→ **Stored rows**
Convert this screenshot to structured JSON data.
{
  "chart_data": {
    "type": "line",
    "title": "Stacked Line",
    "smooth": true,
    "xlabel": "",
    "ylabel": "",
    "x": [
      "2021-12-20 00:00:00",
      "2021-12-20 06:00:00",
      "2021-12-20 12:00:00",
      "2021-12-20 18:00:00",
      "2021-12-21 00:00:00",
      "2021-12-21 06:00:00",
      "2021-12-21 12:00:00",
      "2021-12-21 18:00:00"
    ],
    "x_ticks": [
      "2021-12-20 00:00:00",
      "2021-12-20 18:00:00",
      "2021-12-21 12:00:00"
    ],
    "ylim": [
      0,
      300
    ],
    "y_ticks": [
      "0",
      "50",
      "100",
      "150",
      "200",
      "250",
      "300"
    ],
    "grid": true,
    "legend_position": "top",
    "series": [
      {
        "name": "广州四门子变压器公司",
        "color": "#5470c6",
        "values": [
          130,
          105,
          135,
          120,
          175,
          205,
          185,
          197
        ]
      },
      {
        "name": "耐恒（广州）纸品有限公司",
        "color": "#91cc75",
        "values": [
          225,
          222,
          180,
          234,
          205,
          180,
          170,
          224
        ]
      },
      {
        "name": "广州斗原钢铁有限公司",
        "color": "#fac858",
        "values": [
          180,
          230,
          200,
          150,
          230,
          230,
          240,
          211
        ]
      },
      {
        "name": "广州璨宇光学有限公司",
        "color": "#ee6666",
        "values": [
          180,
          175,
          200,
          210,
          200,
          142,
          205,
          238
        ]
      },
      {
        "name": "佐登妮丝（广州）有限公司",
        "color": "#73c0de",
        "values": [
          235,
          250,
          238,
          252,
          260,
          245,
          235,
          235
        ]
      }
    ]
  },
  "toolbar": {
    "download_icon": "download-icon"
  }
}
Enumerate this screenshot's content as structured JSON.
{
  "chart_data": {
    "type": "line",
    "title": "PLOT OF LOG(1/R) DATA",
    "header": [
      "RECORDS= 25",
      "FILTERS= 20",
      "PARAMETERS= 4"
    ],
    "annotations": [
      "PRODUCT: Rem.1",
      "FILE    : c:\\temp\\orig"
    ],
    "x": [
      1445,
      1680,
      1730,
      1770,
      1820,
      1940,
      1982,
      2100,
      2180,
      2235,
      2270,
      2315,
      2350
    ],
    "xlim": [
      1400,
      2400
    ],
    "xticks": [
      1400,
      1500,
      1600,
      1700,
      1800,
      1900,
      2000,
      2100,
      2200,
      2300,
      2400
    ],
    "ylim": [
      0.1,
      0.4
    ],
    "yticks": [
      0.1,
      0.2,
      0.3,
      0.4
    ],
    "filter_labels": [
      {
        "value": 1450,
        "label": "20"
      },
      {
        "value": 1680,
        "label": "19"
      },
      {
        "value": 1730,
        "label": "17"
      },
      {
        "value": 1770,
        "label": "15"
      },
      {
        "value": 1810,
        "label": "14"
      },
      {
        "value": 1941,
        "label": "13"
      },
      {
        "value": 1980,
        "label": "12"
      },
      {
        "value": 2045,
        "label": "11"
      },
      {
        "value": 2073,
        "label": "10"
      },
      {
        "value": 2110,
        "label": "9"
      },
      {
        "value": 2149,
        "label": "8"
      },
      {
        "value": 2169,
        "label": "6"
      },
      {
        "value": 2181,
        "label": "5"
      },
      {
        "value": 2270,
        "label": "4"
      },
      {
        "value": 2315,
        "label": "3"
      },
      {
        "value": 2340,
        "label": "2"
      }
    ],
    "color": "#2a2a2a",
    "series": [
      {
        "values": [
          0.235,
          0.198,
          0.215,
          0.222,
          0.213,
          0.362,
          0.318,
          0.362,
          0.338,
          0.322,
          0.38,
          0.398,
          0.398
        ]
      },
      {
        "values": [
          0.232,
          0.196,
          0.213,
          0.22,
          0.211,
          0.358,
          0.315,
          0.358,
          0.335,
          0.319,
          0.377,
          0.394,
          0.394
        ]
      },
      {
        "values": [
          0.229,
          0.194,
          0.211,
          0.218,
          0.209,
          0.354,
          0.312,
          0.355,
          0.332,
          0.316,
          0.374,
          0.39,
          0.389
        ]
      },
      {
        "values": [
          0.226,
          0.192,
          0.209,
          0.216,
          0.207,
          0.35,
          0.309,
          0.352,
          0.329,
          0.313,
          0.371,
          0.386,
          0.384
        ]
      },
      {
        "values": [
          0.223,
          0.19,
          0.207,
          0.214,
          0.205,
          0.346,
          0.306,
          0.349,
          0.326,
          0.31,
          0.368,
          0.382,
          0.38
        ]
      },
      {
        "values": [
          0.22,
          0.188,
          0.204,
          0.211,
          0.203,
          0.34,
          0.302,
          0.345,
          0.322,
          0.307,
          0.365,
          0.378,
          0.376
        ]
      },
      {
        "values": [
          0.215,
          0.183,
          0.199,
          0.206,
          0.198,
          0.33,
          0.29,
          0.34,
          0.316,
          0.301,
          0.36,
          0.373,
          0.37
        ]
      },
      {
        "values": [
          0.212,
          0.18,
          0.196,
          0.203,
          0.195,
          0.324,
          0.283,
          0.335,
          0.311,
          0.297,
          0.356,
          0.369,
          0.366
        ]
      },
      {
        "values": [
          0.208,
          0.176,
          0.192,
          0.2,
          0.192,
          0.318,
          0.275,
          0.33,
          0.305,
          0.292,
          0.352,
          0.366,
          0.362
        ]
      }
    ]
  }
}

→ **What is being asked**
Search the records for the word "color", then list every line that has it.

→ **Output for this exercise**
        "color": "#5470c6",
        "color": "#91cc75",
        "color": "#fac858",
        "color": "#ee6666",
        "color": "#73c0de",
    "color": "#2a2a2a",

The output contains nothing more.